Using the listing below, please gather every line containing the word "annotation".

── DATASET RECORDS ──

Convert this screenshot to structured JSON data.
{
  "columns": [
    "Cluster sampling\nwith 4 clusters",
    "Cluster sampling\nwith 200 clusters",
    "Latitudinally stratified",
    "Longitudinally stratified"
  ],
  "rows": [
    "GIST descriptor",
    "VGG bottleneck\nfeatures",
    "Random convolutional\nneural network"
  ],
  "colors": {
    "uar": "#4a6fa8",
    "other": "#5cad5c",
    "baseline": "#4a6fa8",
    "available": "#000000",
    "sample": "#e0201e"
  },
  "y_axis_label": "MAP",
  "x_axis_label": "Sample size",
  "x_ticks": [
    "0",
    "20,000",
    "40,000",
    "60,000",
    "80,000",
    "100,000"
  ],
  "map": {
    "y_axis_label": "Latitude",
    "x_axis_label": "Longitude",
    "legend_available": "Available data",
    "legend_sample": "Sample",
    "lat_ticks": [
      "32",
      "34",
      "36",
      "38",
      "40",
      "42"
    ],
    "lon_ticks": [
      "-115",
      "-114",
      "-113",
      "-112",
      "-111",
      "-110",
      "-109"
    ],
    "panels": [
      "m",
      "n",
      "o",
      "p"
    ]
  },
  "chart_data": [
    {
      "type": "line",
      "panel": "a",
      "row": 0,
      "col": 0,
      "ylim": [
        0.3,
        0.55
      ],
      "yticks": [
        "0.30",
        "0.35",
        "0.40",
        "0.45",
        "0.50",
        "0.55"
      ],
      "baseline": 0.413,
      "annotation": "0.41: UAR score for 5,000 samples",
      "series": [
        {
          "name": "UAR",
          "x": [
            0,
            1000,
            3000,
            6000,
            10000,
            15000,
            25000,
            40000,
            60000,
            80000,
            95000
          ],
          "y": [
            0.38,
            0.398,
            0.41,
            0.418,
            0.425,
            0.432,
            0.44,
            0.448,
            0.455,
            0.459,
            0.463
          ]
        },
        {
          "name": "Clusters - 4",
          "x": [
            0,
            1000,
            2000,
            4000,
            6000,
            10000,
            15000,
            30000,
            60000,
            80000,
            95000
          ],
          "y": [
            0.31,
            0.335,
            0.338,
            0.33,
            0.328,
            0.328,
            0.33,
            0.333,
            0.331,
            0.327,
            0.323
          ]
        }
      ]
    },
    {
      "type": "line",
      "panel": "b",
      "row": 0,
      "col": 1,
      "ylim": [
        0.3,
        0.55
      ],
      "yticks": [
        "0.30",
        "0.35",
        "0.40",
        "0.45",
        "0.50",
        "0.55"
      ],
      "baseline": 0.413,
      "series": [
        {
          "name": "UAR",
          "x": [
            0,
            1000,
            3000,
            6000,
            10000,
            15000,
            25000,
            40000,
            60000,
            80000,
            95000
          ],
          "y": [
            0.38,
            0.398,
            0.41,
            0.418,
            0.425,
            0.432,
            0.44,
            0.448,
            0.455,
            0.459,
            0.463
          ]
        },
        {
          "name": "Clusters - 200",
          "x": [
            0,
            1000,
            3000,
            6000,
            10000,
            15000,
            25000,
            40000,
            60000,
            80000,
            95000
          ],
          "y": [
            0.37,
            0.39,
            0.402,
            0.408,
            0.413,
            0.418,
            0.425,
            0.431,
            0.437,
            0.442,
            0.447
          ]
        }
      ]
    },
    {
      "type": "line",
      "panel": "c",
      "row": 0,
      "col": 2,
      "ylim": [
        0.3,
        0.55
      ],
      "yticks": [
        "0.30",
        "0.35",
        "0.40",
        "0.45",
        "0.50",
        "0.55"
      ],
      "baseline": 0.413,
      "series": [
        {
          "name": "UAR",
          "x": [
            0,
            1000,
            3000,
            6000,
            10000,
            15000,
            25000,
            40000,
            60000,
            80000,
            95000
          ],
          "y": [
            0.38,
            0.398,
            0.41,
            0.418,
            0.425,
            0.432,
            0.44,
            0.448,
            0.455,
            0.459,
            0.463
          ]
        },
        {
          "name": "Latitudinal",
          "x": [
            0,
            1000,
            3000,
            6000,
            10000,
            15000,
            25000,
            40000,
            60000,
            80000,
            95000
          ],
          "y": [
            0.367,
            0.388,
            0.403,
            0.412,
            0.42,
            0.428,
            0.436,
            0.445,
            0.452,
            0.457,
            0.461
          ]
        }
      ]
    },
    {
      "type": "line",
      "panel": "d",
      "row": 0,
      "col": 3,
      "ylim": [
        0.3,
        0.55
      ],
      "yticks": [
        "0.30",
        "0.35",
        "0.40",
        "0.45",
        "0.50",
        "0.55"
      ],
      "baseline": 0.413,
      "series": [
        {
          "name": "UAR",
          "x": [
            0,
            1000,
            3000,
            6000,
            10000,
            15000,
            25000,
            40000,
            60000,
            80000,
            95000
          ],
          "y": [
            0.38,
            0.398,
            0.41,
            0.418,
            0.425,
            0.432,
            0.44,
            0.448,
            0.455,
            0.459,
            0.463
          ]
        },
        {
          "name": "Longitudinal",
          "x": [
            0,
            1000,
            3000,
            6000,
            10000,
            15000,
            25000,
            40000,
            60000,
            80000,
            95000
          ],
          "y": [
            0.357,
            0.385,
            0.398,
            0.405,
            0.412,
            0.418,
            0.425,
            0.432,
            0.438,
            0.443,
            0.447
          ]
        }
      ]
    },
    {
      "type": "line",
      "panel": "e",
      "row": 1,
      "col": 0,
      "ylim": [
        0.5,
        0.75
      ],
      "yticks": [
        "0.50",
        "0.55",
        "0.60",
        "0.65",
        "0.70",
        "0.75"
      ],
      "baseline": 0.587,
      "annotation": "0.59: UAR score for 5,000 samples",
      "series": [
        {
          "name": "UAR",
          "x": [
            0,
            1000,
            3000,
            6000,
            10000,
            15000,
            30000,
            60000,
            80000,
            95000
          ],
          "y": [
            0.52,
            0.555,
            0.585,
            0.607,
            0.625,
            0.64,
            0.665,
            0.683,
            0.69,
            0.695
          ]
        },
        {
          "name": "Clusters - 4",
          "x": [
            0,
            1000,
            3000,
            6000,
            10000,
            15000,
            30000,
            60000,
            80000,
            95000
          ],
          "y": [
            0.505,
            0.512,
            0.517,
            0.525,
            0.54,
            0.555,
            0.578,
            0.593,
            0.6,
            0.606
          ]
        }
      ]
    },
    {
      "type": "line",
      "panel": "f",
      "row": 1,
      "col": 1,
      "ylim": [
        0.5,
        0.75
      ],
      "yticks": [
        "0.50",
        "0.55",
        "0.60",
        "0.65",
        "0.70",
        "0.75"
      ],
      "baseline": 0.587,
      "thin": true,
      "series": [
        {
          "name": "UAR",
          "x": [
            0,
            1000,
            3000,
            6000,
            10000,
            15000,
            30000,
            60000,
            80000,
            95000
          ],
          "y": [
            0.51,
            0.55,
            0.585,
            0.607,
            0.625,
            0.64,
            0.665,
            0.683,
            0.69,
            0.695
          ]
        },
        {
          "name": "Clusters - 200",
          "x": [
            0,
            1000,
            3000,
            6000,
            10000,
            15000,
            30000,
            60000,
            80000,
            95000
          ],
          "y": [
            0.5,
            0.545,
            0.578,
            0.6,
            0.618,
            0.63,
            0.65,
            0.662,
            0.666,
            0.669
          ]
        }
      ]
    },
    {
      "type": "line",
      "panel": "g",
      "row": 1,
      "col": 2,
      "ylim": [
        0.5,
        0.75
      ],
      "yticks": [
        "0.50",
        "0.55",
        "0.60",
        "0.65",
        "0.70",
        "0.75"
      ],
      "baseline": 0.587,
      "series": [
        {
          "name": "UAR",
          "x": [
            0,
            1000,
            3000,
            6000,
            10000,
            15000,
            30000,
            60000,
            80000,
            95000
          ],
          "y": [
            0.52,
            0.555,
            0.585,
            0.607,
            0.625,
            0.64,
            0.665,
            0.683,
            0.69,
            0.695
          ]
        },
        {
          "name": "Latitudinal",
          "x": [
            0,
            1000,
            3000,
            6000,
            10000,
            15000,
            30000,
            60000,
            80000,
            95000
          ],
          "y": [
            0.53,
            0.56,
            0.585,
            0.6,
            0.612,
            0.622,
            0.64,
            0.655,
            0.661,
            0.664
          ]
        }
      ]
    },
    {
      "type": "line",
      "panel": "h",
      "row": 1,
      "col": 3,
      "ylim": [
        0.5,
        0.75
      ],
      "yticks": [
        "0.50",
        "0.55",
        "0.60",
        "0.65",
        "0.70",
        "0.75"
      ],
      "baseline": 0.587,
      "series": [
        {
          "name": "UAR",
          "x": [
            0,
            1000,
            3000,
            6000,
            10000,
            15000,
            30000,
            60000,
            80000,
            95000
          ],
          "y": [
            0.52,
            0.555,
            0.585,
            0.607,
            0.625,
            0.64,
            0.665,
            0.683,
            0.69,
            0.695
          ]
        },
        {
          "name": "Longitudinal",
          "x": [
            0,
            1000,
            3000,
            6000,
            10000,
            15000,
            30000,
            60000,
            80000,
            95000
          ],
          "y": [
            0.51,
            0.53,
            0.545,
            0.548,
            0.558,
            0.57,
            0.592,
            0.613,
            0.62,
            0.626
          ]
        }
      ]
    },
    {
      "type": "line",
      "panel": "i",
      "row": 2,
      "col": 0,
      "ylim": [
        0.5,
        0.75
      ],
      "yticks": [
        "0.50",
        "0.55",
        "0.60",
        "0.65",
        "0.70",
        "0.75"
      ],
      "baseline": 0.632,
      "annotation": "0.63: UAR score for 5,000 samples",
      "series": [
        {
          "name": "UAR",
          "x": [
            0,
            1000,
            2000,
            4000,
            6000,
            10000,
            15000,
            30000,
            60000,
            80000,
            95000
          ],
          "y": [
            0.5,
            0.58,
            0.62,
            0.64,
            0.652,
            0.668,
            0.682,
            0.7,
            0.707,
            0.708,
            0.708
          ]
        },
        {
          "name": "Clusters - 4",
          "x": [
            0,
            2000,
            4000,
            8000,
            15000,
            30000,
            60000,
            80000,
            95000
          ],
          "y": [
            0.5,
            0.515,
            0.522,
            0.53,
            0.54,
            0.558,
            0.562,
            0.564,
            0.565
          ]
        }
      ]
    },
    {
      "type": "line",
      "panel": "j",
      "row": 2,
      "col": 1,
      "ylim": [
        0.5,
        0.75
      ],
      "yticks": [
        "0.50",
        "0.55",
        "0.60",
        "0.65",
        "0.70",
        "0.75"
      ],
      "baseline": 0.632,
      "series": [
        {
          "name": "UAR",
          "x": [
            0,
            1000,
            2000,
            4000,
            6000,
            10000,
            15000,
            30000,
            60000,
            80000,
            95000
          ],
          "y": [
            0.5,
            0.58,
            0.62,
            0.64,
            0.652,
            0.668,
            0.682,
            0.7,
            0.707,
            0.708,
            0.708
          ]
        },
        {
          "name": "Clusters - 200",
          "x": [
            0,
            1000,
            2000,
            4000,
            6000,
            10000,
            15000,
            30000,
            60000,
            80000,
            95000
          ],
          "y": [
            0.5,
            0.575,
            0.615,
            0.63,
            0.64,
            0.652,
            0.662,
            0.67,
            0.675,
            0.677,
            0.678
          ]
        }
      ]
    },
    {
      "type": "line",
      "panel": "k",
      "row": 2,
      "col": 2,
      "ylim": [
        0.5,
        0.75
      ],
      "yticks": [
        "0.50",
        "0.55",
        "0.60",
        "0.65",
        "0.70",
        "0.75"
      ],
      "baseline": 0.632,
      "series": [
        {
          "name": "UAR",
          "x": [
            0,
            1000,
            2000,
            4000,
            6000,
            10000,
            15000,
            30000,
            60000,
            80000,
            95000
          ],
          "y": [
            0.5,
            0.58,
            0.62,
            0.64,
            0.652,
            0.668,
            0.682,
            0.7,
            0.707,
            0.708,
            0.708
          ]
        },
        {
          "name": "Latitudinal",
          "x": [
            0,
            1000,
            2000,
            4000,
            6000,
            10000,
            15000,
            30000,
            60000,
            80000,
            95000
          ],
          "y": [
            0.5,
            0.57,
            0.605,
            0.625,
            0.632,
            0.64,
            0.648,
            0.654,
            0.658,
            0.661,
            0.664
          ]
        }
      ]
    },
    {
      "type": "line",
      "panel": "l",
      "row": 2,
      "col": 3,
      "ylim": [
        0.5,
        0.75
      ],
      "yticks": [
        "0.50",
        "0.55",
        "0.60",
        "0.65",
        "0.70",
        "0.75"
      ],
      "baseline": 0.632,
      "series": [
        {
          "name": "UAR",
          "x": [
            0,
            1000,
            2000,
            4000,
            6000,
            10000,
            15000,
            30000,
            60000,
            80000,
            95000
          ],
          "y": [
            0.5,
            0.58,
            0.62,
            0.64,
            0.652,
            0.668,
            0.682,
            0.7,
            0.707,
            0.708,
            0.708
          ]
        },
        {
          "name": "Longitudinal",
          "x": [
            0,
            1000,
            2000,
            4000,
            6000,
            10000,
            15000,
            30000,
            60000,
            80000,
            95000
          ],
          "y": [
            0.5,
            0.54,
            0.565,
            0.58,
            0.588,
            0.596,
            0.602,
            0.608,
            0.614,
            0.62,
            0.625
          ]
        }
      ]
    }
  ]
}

───

## EXERCISE SOLUTION
      "annotation": "0.41: UAR score for 5,000 samples",
      "annotation": "0.59: UAR score for 5,000 samples",
      "annotation": "0.63: UAR score for 5,000 samples",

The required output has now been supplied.